**Exercise:** Give every line of the material again, exactly as written.

○ ○ ○ ○ ○ ○ ○

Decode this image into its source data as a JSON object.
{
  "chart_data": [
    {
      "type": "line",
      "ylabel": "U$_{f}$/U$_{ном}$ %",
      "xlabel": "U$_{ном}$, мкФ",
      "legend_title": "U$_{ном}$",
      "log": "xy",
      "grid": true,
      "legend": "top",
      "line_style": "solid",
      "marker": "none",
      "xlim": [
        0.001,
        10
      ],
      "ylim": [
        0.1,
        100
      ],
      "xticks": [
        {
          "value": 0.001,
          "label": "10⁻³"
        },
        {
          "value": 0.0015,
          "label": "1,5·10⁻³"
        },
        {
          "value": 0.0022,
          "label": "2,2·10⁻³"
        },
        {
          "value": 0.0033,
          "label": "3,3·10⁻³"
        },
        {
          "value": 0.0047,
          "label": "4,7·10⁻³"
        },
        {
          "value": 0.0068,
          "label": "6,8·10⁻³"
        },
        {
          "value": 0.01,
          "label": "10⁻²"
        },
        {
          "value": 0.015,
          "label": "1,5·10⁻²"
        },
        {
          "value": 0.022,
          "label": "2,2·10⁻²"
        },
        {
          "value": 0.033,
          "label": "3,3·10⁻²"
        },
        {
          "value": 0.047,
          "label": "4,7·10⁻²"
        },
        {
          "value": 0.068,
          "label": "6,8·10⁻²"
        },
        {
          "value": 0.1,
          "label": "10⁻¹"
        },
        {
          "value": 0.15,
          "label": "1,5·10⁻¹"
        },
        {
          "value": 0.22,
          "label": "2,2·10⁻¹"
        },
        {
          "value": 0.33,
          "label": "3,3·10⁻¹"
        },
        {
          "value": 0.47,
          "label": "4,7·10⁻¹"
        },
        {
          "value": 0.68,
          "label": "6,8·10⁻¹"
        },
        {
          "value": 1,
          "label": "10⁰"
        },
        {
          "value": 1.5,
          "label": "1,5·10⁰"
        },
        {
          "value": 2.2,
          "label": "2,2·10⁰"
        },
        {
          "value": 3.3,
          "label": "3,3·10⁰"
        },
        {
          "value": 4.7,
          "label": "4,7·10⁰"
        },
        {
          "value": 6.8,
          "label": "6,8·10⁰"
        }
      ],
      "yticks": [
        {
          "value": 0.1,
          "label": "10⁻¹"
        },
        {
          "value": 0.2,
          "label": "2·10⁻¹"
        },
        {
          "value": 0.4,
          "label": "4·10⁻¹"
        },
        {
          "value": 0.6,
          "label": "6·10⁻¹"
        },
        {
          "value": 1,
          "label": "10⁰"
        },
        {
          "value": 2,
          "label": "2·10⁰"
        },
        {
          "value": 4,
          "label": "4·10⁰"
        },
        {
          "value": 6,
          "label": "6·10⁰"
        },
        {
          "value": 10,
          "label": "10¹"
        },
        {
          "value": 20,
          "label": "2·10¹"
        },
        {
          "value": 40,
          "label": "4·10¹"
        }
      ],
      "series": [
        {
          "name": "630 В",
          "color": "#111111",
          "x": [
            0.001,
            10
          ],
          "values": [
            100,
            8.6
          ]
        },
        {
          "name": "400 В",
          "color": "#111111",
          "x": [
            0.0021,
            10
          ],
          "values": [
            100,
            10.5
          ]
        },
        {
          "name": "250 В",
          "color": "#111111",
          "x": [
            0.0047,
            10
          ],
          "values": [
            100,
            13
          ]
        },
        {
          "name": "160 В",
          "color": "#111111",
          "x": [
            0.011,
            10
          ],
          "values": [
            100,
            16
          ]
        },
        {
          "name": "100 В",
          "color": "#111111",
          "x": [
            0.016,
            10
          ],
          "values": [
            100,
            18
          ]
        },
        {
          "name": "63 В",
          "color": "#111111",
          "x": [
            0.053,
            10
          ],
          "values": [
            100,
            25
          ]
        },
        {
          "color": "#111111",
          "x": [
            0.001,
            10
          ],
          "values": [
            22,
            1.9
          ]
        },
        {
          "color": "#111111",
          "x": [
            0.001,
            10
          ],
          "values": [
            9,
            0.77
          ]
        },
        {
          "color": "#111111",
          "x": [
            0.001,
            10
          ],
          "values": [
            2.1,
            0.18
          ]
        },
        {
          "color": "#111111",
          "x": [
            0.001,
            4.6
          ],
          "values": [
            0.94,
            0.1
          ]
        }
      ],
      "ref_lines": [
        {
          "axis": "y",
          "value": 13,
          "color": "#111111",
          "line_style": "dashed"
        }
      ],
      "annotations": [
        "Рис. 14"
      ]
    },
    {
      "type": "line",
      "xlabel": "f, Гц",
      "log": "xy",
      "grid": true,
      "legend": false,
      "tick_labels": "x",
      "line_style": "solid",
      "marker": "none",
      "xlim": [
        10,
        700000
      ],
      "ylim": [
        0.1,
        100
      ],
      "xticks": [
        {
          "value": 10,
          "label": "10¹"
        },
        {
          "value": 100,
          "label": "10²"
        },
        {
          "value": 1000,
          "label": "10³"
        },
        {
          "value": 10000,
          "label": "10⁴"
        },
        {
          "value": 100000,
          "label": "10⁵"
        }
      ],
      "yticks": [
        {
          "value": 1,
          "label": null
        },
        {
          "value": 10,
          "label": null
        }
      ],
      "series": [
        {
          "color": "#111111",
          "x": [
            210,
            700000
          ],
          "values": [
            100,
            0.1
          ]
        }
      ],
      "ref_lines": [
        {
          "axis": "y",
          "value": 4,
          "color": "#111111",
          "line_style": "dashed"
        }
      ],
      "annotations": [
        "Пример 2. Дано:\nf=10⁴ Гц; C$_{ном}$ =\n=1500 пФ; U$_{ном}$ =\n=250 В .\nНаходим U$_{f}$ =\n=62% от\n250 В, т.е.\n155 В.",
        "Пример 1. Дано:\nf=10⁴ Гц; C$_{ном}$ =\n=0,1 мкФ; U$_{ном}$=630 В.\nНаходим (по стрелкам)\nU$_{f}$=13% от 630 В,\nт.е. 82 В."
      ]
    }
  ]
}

○ ○ ○ ○ ○ ○ ○

**Written reply:**
Decode this image into its source data as a JSON object.
{
  "chart_data": [
    {
      "type": "line",
      "ylabel": "U$_{f}$/U$_{ном}$ %",
      "xlabel": "U$_{ном}$, мкФ",
      "legend_title": "U$_{ном}$",
      "log": "xy",
      "grid": true,
      "legend": "top",
      "line_style": "solid",
      "marker": "none",
      "xlim": [
        0.001,
        10
      ],
      "ylim": [
        0.1,
        100
      ],
      "xticks": [
        {
          "value": 0.001,
          "label": "10⁻³"
        },
        {
          "value": 0.0015,
          "label": "1,5·10⁻³"
        },
        {
          "value": 0.0022,
          "label": "2,2·10⁻³"
        },
        {
          "value": 0.0033,
          "label": "3,3·10⁻³"
        },
        {
          "value": 0.0047,
          "label": "4,7·10⁻³"
        },
        {
          "value": 0.0068,
          "label": "6,8·10⁻³"
        },
        {
          "value": 0.01,
          "label": "10⁻²"
        },
        {
          "value": 0.015,
          "label": "1,5·10⁻²"
        },
        {
          "value": 0.022,
          "label": "2,2·10⁻²"
        },
        {
          "value": 0.033,
          "label": "3,3·10⁻²"
        },
        {
          "value": 0.047,
          "label": "4,7·10⁻²"
        },
        {
          "value": 0.068,
          "label": "6,8·10⁻²"
        },
        {
          "value": 0.1,
          "label": "10⁻¹"
        },
        {
          "value": 0.15,
          "label": "1,5·10⁻¹"
        },
        {
          "value": 0.22,
          "label": "2,2·10⁻¹"
        },
        {
          "value": 0.33,
          "label": "3,3·10⁻¹"
        },
        {
          "value": 0.47,
          "label": "4,7·10⁻¹"
        },
        {
          "value": 0.68,
          "label": "6,8·10⁻¹"
        },
        {
          "value": 1,
          "label": "10⁰"
        },
        {
          "value": 1.5,
          "label": "1,5·10⁰"
        },
        {
          "value": 2.2,
          "label": "2,2·10⁰"
        },
        {
          "value": 3.3,
          "label": "3,3·10⁰"
        },
        {
          "value": 4.7,
          "label": "4,7·10⁰"
        },
        {
          "value": 6.8,
          "label": "6,8·10⁰"
        }
      ],
      "yticks": [
        {
          "value": 0.1,
          "label": "10⁻¹"
        },
        {
          "value": 0.2,
          "label": "2·10⁻¹"
        },
        {
          "value": 0.4,
          "label": "4·10⁻¹"
        },
        {
          "value": 0.6,
          "label": "6·10⁻¹"
        },
        {
          "value": 1,
          "label": "10⁰"
        },
        {
          "value": 2,
          "label": "2·10⁰"
        },
        {
          "value": 4,
          "label": "4·10⁰"
        },
        {
          "value": 6,
          "label": "6·10⁰"
        },
        {
          "value": 10,
          "label": "10¹"
        },
        {
          "value": 20,
          "label": "2·10¹"
        },
        {
          "value": 40,
          "label": "4·10¹"
        }
      ],
      "series": [
        {
          "name": "630 В",
          "color": "#111111",
          "x": [
            0.001,
            10
          ],
          "values": [
            100,
            8.6
          ]
        },
        {
          "name": "400 В",
          "color": "#111111",
          "x": [
            0.0021,
            10
          ],
          "values": [
            100,
            10.5
          ]
        },
        {
          "name": "250 В",
          "color": "#111111",
          "x": [
            0.0047,
            10
          ],
          "values": [
            100,
            13
          ]
        },
        {
          "name": "160 В",
          "color": "#111111",
          "x": [
            0.011,
            10
          ],
          "values": [
            100,
            16
          ]
        },
        {
          "name": "100 В",
          "color": "#111111",
          "x": [
            0.016,
            10
          ],
          "values": [
            100,
            18
          ]
        },
        {
          "name": "63 В",
          "color": "#111111",
          "x": [
            0.053,
            10
          ],
          "values": [
            100,
            25
          ]
        },
        {
          "color": "#111111",
          "x": [
            0.001,
            10
          ],
          "values": [
            22,
            1.9
          ]
        },
        {
          "color": "#111111",
          "x": [
            0.001,
            10
          ],
          "values": [
            9,
            0.77
          ]
        },
        {
          "color": "#111111",
          "x": [
            0.001,
            10
          ],
          "values": [
            2.1,
            0.18
          ]
        },
        {
          "color": "#111111",
          "x": [
            0.001,
            4.6
          ],
          "values": [
            0.94,
            0.1
          ]
        }
      ],
      "ref_lines": [
        {
          "axis": "y",
          "value": 13,
          "color": "#111111",
          "line_style": "dashed"
        }
      ],
      "annotations": [
        "Рис. 14"
      ]
    },
    {
      "type": "line",
      "xlabel": "f, Гц",
      "log": "xy",
      "grid": true,
      "legend": false,
      "tick_labels": "x",
      "line_style": "solid",
      "marker": "none",
      "xlim": [
        10,
        700000
      ],
      "ylim": [
        0.1,
        100
      ],
      "xticks": [
        {
          "value": 10,
          "label": "10¹"
        },
        {
          "value": 100,
          "label": "10²"
        },
        {
          "value": 1000,
          "label": "10³"
        },
        {
          "value": 10000,
          "label": "10⁴"
        },
        {
          "value": 100000,
          "label": "10⁵"
        }
      ],
      "yticks": [
        {
          "value": 1,
          "label": null
        },
        {
          "value": 10,
          "label": null
        }
      ],
      "series": [
        {
          "color": "#111111",
          "x": [
            210,
            700000
          ],
          "values": [
            100,
            0.1
          ]
        }
      ],
      "ref_lines": [
        {
          "axis": "y",
          "value": 4,
          "color": "#111111",
          "line_style": "dashed"
        }
      ],
      "annotations": [
        "Пример 2. Дано:\nf=10⁴ Гц; C$_{ном}$ =\n=1500 пФ; U$_{ном}$ =\n=250 В .\nНаходим U$_{f}$ =\n=62% от\n250 В, т.е.\n155 В.",
        "Пример 1. Дано:\nf=10⁴ Гц; C$_{ном}$ =\n=0,1 мкФ; U$_{ном}$=630 В.\nНаходим (по стрелкам)\nU$_{f}$=13% от 630 В,\nт.е. 82 В."
      ]
    }
  ]
}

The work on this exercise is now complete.